Problem:
Pull out every line with the word "image" from the entries below.

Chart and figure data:
======
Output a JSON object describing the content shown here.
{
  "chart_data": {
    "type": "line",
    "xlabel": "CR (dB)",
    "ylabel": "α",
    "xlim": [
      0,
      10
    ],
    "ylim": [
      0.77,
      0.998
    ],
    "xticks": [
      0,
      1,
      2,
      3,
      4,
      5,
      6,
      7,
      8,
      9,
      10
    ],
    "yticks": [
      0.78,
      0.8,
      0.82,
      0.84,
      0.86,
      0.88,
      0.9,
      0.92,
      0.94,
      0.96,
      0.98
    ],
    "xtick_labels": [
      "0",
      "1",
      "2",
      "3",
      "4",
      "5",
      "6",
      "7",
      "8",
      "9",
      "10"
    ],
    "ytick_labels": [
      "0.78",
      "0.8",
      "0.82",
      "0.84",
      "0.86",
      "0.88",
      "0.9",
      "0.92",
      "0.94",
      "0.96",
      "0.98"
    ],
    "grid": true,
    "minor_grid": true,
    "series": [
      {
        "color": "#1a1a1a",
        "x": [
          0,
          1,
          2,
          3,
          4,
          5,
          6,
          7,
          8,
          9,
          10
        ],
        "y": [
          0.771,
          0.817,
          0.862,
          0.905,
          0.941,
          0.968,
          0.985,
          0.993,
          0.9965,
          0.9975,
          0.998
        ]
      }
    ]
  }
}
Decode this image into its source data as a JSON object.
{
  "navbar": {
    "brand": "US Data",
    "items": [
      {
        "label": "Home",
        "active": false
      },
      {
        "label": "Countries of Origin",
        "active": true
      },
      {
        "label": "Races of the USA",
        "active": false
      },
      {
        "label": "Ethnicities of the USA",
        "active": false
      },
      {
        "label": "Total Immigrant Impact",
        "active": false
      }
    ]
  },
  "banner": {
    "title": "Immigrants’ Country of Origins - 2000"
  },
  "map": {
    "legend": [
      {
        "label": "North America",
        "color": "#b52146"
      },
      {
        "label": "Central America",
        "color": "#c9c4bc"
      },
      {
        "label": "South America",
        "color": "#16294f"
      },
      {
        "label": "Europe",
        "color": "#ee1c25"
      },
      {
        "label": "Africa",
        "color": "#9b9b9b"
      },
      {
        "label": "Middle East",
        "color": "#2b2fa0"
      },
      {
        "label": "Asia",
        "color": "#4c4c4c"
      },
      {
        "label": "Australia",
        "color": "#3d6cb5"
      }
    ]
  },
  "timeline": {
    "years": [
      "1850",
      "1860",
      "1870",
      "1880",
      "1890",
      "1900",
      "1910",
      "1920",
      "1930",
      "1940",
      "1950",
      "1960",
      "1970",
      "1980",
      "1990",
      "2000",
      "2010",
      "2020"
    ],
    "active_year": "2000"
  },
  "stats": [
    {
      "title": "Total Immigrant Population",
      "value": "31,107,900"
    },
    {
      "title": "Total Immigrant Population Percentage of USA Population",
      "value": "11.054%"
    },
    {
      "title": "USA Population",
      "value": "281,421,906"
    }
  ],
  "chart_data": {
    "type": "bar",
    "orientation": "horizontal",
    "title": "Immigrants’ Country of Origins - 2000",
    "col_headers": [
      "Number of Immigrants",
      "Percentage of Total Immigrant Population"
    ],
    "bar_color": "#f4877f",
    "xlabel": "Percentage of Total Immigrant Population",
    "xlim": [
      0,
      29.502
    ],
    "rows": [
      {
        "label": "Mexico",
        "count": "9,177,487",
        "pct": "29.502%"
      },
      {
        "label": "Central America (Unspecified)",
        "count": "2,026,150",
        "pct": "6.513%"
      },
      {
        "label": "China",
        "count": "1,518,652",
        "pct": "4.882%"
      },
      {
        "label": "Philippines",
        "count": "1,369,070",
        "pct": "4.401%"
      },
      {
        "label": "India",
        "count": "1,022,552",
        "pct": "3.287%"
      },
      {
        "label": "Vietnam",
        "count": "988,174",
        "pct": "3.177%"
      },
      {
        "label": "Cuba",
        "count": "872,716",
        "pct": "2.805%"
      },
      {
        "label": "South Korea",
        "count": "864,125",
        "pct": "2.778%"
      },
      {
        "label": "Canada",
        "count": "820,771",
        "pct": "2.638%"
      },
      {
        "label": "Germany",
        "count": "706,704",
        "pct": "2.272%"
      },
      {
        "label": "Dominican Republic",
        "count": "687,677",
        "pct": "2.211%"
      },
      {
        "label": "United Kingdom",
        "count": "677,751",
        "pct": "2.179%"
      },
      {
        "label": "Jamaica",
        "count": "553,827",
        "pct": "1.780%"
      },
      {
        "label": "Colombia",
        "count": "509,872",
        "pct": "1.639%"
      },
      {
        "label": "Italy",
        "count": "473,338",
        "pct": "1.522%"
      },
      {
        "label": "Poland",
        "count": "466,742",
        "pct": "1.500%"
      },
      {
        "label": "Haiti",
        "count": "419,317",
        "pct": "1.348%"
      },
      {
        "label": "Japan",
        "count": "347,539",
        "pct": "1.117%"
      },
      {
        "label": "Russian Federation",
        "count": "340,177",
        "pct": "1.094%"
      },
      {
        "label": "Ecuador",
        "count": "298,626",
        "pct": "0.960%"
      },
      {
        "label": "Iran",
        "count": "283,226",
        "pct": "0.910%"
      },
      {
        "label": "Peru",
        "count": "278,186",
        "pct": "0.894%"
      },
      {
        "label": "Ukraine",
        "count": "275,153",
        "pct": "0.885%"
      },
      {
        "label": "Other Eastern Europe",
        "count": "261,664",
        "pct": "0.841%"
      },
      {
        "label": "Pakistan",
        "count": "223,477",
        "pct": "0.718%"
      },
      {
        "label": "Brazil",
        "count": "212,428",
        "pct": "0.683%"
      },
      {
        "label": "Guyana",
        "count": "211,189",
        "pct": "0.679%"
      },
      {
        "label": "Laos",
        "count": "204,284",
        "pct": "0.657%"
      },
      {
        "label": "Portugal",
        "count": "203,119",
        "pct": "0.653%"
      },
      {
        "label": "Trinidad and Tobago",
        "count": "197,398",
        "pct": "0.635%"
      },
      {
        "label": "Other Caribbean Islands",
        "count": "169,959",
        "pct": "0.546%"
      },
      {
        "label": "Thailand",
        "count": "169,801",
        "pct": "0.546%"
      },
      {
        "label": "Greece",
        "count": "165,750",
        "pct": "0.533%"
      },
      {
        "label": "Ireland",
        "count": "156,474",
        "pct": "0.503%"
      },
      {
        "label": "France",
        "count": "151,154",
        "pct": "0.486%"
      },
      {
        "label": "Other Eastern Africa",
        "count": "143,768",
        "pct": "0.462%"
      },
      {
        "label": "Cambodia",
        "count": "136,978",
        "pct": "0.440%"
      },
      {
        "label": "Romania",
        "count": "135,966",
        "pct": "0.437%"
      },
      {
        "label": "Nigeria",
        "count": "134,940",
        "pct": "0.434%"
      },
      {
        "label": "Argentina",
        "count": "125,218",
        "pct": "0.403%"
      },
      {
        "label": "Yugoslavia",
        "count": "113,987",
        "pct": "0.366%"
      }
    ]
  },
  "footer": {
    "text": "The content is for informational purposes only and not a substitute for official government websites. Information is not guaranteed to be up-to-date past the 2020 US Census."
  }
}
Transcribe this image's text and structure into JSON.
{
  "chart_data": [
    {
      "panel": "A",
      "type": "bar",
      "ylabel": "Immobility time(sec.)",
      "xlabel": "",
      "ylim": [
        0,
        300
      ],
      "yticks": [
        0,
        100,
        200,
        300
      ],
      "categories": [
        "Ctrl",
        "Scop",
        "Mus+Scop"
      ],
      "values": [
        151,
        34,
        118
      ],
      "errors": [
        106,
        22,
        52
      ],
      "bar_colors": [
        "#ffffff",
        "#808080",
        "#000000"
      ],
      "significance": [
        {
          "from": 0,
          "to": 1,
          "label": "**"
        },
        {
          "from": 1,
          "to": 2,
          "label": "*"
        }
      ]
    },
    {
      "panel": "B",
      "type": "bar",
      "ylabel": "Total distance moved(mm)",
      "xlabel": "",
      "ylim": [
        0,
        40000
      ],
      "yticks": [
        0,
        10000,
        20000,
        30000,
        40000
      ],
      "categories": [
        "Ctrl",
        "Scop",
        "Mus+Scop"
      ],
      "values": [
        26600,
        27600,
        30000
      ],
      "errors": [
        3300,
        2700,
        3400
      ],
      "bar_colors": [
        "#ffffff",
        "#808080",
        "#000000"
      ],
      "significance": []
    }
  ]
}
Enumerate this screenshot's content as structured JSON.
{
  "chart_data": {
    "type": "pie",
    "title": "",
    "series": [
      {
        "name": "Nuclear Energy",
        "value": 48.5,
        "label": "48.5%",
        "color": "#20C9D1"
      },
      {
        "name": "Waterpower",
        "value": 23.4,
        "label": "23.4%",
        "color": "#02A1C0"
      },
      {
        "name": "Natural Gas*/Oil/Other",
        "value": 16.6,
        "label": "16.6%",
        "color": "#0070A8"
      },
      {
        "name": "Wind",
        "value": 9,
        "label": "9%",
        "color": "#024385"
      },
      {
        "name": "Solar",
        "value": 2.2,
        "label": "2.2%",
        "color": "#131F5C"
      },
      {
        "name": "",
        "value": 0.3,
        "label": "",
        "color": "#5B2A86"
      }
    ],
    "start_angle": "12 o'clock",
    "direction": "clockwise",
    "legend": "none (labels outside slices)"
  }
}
======
Result of this exercise:
Decode this image into its source data as a JSON object.
Transcribe this image's text and structure into JSON.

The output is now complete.